◆ **ROWS**
·····
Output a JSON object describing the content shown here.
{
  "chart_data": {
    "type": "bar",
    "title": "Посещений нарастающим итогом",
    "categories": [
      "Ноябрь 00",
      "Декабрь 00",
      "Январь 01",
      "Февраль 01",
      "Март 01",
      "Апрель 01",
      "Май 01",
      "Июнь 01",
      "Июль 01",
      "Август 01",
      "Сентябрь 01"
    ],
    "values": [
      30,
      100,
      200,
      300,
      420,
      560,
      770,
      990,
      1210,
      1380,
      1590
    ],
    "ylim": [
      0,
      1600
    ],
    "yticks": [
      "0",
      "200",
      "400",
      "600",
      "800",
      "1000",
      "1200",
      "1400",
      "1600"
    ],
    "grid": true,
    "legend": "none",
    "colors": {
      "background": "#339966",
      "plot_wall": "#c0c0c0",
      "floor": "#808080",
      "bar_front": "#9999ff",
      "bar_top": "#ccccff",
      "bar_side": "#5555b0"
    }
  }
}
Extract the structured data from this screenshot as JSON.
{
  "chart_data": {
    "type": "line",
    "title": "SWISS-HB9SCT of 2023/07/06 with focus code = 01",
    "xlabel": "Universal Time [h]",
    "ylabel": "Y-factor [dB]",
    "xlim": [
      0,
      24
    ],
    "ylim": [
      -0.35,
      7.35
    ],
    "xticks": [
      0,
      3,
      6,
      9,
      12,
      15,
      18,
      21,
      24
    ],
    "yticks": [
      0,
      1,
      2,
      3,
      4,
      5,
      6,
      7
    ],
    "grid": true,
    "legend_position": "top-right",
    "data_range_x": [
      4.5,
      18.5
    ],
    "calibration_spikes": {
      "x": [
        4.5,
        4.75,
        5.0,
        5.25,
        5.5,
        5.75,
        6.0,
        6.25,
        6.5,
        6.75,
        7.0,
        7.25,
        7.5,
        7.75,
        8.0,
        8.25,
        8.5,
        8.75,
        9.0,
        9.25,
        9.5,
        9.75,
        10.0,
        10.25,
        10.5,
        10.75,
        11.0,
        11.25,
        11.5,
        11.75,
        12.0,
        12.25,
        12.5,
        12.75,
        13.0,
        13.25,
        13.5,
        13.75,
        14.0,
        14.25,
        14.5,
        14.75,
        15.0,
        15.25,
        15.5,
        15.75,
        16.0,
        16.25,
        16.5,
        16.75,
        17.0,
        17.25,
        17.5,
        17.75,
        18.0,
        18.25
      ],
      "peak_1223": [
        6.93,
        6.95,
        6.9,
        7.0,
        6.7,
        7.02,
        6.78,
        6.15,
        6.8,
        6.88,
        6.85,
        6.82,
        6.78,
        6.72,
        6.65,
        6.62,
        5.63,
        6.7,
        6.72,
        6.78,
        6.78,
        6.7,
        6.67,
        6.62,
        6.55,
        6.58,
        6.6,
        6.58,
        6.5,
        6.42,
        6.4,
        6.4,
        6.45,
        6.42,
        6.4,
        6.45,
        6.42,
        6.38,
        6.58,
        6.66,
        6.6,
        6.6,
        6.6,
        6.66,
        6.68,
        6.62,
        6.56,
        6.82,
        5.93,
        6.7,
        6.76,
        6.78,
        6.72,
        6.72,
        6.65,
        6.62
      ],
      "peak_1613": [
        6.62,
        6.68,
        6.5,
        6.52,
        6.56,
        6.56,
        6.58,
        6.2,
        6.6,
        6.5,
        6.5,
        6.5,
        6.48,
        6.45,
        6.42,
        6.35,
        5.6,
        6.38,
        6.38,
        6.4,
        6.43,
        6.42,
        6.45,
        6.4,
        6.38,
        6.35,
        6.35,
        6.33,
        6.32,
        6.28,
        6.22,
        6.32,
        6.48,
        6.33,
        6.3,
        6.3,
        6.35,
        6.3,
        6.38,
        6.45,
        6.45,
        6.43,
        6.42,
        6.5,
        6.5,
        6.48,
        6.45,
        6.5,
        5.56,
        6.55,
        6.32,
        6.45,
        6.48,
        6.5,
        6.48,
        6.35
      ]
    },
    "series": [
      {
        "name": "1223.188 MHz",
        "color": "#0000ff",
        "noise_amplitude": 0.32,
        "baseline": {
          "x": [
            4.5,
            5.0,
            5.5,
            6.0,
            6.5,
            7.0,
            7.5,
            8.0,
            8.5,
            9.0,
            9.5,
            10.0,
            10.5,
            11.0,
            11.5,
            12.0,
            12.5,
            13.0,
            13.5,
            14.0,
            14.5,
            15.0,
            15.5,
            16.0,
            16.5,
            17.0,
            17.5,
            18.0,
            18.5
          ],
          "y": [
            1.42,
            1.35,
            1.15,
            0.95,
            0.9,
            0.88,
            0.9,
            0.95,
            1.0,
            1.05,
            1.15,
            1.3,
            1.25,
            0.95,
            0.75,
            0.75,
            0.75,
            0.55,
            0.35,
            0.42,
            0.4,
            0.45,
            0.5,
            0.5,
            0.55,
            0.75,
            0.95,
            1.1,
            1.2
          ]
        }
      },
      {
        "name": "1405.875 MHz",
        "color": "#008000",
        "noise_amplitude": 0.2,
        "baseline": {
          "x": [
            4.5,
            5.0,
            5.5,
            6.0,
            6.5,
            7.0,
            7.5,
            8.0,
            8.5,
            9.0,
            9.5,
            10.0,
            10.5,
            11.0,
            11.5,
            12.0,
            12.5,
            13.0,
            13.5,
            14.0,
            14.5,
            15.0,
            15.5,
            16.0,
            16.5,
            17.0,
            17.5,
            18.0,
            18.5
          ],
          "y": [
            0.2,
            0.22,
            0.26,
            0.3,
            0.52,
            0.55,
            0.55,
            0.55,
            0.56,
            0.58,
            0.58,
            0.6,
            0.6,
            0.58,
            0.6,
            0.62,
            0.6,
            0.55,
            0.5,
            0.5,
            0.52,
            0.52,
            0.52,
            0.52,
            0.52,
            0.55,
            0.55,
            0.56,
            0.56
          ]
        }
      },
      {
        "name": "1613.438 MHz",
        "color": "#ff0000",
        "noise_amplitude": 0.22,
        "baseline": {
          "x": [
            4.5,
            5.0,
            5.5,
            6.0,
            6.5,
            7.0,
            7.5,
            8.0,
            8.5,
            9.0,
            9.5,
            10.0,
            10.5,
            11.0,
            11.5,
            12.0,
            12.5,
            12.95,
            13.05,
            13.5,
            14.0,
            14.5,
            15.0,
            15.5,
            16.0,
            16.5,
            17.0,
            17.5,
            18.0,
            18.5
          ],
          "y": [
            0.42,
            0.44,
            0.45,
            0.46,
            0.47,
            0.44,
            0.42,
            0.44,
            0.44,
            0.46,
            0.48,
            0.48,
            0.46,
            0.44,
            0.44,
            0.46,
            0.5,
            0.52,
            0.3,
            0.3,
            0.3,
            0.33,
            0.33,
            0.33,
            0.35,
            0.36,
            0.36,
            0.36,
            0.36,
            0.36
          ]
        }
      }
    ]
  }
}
·····
◆ **STATED PROBLEM**
Write the material out again in its entirety, exactly as shown.

◆ **OUTPUT OF THE EXERCISE**
Output a JSON object describing the content shown here.
{
  "chart_data": {
    "type": "bar",
    "title": "Посещений нарастающим итогом",
    "categories": [
      "Ноябрь 00",
      "Декабрь 00",
      "Январь 01",
      "Февраль 01",
      "Март 01",
      "Апрель 01",
      "Май 01",
      "Июнь 01",
      "Июль 01",
      "Август 01",
      "Сентябрь 01"
    ],
    "values": [
      30,
      100,
      200,
      300,
      420,
      560,
      770,
      990,
      1210,
      1380,
      1590
    ],
    "ylim": [
      0,
      1600
    ],
    "yticks": [
      "0",
      "200",
      "400",
      "600",
      "800",
      "1000",
      "1200",
      "1400",
      "1600"
    ],
    "grid": true,
    "legend": "none",
    "colors": {
      "background": "#339966",
      "plot_wall": "#c0c0c0",
      "floor": "#808080",
      "bar_front": "#9999ff",
      "bar_top": "#ccccff",
      "bar_side": "#5555b0"
    }
  }
}
Extract the structured data from this screenshot as JSON.
{
  "chart_data": {
    "type": "line",
    "title": "SWISS-HB9SCT of 2023/07/06 with focus code = 01",
    "xlabel": "Universal Time [h]",
    "ylabel": "Y-factor [dB]",
    "xlim": [
      0,
      24
    ],
    "ylim": [
      -0.35,
      7.35
    ],
    "xticks": [
      0,
      3,
      6,
      9,
      12,
      15,
      18,
      21,
      24
    ],
    "yticks": [
      0,
      1,
      2,
      3,
      4,
      5,
      6,
      7
    ],
    "grid": true,
    "legend_position": "top-right",
    "data_range_x": [
      4.5,
      18.5
    ],
    "calibration_spikes": {
      "x": [
        4.5,
        4.75,
        5.0,
        5.25,
        5.5,
        5.75,
        6.0,
        6.25,
        6.5,
        6.75,
        7.0,
        7.25,
        7.5,
        7.75,
        8.0,
        8.25,
        8.5,
        8.75,
        9.0,
        9.25,
        9.5,
        9.75,
        10.0,
        10.25,
        10.5,
        10.75,
        11.0,
        11.25,
        11.5,
        11.75,
        12.0,
        12.25,
        12.5,
        12.75,
        13.0,
        13.25,
        13.5,
        13.75,
        14.0,
        14.25,
        14.5,
        14.75,
        15.0,
        15.25,
        15.5,
        15.75,
        16.0,
        16.25,
        16.5,
        16.75,
        17.0,
        17.25,
        17.5,
        17.75,
        18.0,
        18.25
      ],
      "peak_1223": [
        6.93,
        6.95,
        6.9,
        7.0,
        6.7,
        7.02,
        6.78,
        6.15,
        6.8,
        6.88,
        6.85,
        6.82,
        6.78,
        6.72,
        6.65,
        6.62,
        5.63,
        6.7,
        6.72,
        6.78,
        6.78,
        6.7,
        6.67,
        6.62,
        6.55,
        6.58,
        6.6,
        6.58,
        6.5,
        6.42,
        6.4,
        6.4,
        6.45,
        6.42,
        6.4,
        6.45,
        6.42,
        6.38,
        6.58,
        6.66,
        6.6,
        6.6,
        6.6,
        6.66,
        6.68,
        6.62,
        6.56,
        6.82,
        5.93,
        6.7,
        6.76,
        6.78,
        6.72,
        6.72,
        6.65,
        6.62
      ],
      "peak_1613": [
        6.62,
        6.68,
        6.5,
        6.52,
        6.56,
        6.56,
        6.58,
        6.2,
        6.6,
        6.5,
        6.5,
        6.5,
        6.48,
        6.45,
        6.42,
        6.35,
        5.6,
        6.38,
        6.38,
        6.4,
        6.43,
        6.42,
        6.45,
        6.4,
        6.38,
        6.35,
        6.35,
        6.33,
        6.32,
        6.28,
        6.22,
        6.32,
        6.48,
        6.33,
        6.3,
        6.3,
        6.35,
        6.3,
        6.38,
        6.45,
        6.45,
        6.43,
        6.42,
        6.5,
        6.5,
        6.48,
        6.45,
        6.5,
        5.56,
        6.55,
        6.32,
        6.45,
        6.48,
        6.5,
        6.48,
        6.35
      ]
    },
    "series": [
      {
        "name": "1223.188 MHz",
        "color": "#0000ff",
        "noise_amplitude": 0.32,
        "baseline": {
          "x": [
            4.5,
            5.0,
            5.5,
            6.0,
            6.5,
            7.0,
            7.5,
            8.0,
            8.5,
            9.0,
            9.5,
            10.0,
            10.5,
            11.0,
            11.5,
            12.0,
            12.5,
            13.0,
            13.5,
            14.0,
            14.5,
            15.0,
            15.5,
            16.0,
            16.5,
            17.0,
            17.5,
            18.0,
            18.5
          ],
          "y": [
            1.42,
            1.35,
            1.15,
            0.95,
            0.9,
            0.88,
            0.9,
            0.95,
            1.0,
            1.05,
            1.15,
            1.3,
            1.25,
            0.95,
            0.75,
            0.75,
            0.75,
            0.55,
            0.35,
            0.42,
            0.4,
            0.45,
            0.5,
            0.5,
            0.55,
            0.75,
            0.95,
            1.1,
            1.2
          ]
        }
      },
      {
        "name": "1405.875 MHz",
        "color": "#008000",
        "noise_amplitude": 0.2,
        "baseline": {
          "x": [
            4.5,
            5.0,
            5.5,
            6.0,
            6.5,
            7.0,
            7.5,
            8.0,
            8.5,
            9.0,
            9.5,
            10.0,
            10.5,
            11.0,
            11.5,
            12.0,
            12.5,
            13.0,
            13.5,
            14.0,
            14.5,
            15.0,
            15.5,
            16.0,
            16.5,
            17.0,
            17.5,
            18.0,
            18.5
          ],
          "y": [
            0.2,
            0.22,
            0.26,
            0.3,
            0.52,
            0.55,
            0.55,
            0.55,
            0.56,
            0.58,
            0.58,
            0.6,
            0.6,
            0.58,
            0.6,
            0.62,
            0.6,
            0.55,
            0.5,
            0.5,
            0.52,
            0.52,
            0.52,
            0.52,
            0.52,
            0.55,
            0.55,
            0.56,
            0.56
          ]
        }
      },
      {
        "name": "1613.438 MHz",
        "color": "#ff0000",
        "noise_amplitude": 0.22,
        "baseline": {
          "x": [
            4.5,
            5.0,
            5.5,
            6.0,
            6.5,
            7.0,
            7.5,
            8.0,
            8.5,
            9.0,
            9.5,
            10.0,
            10.5,
            11.0,
            11.5,
            12.0,
            12.5,
            12.95,
            13.05,
            13.5,
            14.0,
            14.5,
            15.0,
            15.5,
            16.0,
            16.5,
            17.0,
            17.5,
            18.0,
            18.5
          ],
          "y": [
            0.42,
            0.44,
            0.45,
            0.46,
            0.47,
            0.44,
            0.42,
            0.44,
            0.44,
            0.46,
            0.48,
            0.48,
            0.46,
            0.44,
            0.44,
            0.46,
            0.5,
            0.52,
            0.3,
            0.3,
            0.3,
            0.33,
            0.33,
            0.33,
            0.35,
            0.36,
            0.36,
            0.36,
            0.36,
            0.36
          ]
        }
      }
    ]
  }
}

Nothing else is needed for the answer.